··· DATA SHOWN ···

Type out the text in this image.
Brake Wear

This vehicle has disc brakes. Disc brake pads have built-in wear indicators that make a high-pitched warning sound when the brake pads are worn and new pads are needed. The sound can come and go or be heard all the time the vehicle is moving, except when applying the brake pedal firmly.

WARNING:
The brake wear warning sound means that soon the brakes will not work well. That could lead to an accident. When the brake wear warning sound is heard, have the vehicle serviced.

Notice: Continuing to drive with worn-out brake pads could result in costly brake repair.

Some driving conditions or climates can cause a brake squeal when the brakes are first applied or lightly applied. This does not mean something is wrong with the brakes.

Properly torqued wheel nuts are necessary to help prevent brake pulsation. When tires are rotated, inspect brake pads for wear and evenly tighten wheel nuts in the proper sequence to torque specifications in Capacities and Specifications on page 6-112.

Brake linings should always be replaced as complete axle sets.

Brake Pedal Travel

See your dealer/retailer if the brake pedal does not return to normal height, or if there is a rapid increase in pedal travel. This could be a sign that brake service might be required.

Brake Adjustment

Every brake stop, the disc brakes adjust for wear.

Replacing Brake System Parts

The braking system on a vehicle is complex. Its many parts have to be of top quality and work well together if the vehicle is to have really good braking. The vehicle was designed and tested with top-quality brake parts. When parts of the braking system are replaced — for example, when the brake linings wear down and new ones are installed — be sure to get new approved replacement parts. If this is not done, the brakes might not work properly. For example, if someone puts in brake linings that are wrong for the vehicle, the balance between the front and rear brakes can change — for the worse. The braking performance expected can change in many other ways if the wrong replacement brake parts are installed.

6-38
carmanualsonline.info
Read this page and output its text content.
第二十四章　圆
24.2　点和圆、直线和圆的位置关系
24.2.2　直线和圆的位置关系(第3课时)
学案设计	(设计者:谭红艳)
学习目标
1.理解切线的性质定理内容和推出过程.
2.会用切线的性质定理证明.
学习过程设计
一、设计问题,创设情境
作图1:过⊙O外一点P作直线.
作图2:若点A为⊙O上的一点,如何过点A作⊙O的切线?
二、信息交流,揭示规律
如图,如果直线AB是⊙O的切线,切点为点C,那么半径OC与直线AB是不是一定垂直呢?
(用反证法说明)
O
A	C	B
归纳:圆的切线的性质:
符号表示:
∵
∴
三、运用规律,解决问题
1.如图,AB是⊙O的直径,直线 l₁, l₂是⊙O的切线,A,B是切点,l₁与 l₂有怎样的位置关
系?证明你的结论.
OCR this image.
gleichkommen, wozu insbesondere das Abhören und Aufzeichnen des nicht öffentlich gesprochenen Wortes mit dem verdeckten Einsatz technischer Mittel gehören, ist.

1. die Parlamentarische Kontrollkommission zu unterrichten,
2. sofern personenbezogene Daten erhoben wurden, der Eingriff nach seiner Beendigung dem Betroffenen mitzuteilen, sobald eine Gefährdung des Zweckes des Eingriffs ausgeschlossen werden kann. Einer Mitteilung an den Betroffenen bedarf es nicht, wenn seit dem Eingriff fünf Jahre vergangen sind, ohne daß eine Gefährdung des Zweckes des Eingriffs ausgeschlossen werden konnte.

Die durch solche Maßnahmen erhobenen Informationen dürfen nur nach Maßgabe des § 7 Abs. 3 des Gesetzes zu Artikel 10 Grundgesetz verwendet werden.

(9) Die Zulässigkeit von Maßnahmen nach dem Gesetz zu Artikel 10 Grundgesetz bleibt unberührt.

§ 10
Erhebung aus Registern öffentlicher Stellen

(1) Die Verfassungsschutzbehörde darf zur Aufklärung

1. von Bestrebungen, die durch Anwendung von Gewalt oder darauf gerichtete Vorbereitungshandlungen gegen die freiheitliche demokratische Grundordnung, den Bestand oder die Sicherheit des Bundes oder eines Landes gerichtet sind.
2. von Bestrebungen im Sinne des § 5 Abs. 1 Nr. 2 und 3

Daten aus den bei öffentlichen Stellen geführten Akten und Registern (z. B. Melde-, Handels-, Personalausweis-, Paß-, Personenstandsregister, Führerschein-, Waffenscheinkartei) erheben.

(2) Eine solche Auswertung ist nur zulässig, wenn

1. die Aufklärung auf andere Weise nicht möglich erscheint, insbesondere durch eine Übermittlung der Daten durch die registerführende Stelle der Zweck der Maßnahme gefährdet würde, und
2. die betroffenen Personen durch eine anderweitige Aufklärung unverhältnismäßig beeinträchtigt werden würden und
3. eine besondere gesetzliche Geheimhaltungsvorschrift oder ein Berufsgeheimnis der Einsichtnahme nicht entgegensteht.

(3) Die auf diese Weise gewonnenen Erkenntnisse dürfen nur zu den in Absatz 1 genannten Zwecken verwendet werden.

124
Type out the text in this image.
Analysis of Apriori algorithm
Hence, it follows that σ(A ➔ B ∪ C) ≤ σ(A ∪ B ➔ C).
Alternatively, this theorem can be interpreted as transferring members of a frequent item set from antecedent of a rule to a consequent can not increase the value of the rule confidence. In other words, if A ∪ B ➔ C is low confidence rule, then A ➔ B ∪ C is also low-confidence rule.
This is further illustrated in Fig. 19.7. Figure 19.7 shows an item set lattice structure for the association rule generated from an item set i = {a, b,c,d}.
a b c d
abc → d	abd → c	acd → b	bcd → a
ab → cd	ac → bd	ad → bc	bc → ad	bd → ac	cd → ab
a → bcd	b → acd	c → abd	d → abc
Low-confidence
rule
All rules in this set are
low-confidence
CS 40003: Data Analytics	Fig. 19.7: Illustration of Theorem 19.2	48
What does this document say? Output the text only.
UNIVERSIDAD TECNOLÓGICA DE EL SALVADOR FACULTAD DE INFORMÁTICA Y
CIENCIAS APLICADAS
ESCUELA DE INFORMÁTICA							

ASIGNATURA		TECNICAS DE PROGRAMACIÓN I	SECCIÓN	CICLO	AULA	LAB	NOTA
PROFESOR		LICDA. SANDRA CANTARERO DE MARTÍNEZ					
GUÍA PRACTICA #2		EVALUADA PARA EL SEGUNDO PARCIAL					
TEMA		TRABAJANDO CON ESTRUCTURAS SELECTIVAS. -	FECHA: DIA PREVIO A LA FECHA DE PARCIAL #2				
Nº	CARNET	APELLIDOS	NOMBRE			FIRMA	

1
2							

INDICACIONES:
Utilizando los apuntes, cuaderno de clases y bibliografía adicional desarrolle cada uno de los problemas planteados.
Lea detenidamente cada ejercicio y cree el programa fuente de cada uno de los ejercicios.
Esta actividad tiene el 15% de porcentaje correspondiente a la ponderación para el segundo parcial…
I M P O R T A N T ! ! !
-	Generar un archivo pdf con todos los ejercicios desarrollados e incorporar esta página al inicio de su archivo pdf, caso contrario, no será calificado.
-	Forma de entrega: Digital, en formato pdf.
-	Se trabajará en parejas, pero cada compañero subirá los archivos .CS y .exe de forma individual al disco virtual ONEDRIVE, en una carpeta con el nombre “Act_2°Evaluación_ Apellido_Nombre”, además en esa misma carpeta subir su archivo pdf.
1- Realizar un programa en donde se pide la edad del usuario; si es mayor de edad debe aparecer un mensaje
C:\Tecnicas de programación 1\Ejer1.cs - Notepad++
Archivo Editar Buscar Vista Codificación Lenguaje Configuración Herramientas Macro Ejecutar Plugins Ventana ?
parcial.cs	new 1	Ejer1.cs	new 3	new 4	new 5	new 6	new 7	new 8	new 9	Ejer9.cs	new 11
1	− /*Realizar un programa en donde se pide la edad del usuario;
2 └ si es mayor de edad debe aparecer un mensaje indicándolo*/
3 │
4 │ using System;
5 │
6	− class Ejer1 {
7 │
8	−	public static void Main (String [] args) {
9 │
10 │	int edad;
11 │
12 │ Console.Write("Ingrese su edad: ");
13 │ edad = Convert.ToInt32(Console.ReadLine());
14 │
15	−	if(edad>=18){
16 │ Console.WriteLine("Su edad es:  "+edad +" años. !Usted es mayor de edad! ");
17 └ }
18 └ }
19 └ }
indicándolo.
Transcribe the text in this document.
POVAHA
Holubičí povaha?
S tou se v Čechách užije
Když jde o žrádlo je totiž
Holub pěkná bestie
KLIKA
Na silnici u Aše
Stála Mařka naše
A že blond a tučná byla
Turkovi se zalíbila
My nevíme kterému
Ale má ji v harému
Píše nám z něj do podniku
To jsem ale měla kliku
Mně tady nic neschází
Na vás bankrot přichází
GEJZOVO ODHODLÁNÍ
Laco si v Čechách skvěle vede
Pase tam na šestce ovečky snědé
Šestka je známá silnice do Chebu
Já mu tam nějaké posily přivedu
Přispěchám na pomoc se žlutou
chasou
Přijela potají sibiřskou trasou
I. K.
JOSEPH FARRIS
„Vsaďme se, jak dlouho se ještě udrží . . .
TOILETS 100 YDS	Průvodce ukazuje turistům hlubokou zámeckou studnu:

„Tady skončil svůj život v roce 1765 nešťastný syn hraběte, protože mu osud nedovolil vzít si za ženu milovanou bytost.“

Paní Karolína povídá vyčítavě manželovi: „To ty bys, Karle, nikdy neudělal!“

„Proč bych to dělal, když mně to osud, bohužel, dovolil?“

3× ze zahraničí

···

AIM OF THE EXERCISE:
From the listing above, collect each line in which the string "Čechách" appears.

THE SOLUTION:
S tou se v Čechách užije
Laco si v Čechách skvěle vede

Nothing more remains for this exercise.